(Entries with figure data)
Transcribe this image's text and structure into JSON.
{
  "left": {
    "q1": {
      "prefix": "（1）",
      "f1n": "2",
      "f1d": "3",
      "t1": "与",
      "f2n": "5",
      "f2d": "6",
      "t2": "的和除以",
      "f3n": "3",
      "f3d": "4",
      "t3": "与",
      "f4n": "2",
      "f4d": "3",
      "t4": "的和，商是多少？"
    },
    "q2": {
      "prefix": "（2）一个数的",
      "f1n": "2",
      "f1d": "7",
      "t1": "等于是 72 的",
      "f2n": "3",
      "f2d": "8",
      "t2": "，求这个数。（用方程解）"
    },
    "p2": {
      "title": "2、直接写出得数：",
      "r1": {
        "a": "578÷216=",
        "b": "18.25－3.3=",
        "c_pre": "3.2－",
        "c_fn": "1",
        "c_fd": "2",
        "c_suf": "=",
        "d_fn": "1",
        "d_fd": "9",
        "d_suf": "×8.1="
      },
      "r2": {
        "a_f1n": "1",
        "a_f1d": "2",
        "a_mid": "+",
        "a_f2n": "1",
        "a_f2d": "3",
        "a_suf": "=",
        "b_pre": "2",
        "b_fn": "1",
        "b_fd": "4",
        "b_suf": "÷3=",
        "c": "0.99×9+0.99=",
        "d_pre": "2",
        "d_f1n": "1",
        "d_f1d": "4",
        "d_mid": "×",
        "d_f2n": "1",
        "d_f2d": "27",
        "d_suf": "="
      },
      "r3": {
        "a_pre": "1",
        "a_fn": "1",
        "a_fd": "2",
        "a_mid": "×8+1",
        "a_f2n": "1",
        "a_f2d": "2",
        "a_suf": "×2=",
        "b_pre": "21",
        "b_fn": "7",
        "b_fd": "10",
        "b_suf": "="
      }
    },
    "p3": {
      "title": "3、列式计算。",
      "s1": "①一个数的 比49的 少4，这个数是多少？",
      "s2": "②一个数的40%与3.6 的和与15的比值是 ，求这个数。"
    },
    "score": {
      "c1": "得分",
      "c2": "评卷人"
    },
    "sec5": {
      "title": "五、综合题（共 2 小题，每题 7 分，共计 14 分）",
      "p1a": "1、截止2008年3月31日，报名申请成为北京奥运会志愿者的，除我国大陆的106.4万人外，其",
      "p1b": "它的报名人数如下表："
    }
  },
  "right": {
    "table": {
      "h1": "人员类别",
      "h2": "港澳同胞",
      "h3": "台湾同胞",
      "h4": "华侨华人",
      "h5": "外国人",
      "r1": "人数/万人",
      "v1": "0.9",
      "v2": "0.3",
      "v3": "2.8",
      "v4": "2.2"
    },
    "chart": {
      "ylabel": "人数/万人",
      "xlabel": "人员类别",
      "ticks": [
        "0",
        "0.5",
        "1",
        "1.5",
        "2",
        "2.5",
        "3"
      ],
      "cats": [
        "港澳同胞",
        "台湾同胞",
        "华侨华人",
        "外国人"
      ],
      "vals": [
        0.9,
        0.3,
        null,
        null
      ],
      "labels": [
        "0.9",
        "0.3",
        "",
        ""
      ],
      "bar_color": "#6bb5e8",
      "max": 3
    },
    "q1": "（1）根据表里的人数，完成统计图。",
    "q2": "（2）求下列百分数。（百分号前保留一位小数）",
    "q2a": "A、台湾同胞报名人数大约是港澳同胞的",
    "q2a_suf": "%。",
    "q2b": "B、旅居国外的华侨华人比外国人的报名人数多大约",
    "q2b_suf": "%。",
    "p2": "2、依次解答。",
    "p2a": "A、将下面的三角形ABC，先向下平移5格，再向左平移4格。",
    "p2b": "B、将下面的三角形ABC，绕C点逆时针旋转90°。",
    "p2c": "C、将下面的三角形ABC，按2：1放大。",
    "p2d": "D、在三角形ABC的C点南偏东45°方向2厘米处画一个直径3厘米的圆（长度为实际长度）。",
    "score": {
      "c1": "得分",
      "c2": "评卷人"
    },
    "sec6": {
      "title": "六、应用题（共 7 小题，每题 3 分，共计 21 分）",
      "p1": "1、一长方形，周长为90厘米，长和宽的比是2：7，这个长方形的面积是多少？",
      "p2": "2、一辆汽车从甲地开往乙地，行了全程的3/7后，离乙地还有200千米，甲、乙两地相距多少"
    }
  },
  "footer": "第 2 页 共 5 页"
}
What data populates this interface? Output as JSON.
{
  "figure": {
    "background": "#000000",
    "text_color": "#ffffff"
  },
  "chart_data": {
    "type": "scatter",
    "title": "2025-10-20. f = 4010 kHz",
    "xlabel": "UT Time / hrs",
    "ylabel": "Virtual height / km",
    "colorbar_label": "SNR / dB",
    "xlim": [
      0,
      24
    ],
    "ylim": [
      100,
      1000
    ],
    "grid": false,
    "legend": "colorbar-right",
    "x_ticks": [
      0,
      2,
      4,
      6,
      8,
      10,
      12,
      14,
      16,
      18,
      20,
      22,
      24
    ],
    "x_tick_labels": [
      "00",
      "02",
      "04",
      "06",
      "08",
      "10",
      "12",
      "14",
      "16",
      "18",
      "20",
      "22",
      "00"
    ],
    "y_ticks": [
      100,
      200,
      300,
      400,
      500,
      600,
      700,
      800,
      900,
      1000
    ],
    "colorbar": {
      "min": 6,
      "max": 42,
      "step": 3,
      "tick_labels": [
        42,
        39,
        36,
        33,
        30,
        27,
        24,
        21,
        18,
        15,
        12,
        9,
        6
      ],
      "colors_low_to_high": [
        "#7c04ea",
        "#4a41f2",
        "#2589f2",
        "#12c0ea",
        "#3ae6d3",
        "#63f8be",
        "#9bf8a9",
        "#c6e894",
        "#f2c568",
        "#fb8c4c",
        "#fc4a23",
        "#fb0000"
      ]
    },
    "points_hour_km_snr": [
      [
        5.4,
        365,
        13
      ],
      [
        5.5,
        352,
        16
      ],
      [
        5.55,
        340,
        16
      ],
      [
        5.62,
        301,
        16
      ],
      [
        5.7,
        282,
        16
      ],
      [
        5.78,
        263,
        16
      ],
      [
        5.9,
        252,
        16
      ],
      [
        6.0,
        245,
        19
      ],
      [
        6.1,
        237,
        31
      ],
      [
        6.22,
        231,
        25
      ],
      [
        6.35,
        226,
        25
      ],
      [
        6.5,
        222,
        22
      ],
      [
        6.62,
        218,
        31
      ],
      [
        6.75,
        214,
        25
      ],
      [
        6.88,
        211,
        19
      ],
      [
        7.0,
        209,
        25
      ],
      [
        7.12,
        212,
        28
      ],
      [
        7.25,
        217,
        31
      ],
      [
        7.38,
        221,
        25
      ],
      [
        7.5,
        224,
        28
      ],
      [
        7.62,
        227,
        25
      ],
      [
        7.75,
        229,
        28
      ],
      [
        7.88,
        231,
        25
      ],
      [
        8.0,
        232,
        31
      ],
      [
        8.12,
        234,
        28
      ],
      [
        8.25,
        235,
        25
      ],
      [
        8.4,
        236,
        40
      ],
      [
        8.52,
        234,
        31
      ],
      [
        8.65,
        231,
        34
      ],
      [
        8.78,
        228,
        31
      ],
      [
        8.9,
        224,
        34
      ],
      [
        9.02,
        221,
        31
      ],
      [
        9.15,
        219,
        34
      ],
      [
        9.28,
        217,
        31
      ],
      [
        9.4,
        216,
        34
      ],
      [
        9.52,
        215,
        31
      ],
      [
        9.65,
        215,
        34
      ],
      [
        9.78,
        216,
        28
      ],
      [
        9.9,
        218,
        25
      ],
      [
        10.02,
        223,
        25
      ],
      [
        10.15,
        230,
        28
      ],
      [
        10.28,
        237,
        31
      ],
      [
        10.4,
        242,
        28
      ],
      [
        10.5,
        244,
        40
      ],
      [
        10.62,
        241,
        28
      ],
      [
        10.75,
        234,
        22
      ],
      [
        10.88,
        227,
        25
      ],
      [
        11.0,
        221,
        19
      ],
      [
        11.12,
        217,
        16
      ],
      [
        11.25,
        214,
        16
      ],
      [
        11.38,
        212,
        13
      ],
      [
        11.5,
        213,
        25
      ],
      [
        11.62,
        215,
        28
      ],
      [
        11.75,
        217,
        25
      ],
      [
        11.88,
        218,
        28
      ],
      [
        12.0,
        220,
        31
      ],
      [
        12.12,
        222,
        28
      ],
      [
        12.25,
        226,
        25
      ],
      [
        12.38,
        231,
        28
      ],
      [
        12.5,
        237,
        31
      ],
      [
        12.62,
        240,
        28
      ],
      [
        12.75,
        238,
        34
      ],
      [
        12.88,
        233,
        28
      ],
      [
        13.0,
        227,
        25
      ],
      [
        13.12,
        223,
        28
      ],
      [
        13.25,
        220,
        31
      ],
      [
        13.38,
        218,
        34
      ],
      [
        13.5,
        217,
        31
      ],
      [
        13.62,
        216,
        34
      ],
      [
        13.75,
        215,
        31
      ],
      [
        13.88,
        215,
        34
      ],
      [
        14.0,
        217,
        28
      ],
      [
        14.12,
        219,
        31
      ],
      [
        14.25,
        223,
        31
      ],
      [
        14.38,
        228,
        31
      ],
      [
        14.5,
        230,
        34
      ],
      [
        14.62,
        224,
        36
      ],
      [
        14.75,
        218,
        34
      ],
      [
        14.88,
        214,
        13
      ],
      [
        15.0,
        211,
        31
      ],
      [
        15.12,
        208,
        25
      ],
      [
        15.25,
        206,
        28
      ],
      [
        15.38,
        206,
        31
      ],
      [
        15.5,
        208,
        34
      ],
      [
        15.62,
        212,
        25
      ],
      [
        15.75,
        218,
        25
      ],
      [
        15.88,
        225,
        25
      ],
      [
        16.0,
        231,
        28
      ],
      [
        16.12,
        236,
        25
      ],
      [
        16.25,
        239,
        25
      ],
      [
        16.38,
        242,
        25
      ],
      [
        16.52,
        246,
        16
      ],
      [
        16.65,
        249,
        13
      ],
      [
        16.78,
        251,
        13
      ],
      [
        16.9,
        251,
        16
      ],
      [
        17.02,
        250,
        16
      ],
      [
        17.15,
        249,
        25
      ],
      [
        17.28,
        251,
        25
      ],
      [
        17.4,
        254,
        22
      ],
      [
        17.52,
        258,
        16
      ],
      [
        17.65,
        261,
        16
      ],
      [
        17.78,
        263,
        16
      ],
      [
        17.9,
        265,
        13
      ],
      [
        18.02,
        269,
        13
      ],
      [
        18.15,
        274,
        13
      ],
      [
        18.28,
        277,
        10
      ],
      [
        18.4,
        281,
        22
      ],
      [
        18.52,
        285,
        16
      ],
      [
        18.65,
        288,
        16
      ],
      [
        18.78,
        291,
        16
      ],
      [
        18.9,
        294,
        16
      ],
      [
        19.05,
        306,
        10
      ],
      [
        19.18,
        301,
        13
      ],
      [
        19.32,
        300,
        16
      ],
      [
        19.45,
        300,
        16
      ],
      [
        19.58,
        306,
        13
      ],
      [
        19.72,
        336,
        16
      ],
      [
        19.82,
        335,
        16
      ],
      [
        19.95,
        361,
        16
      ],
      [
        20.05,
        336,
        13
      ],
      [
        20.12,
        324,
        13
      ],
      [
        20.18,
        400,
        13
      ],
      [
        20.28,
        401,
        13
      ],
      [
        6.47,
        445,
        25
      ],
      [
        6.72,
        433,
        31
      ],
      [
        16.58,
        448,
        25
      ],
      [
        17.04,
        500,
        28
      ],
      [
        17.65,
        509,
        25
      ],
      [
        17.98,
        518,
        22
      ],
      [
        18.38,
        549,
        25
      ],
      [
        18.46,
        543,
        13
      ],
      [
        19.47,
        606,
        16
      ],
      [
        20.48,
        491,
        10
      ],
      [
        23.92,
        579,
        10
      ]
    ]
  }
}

Request ▸ Report each line of the material above where the word "将下面的三角形ABC" appears.

Solution for this task ▸
    "p2a": "A、将下面的三角形ABC，先向下平移5格，再向左平移4格。",
    "p2b": "B、将下面的三角形ABC，绕C点逆时针旋转90°。",
    "p2c": "C、将下面的三角形ABC，按2：1放大。",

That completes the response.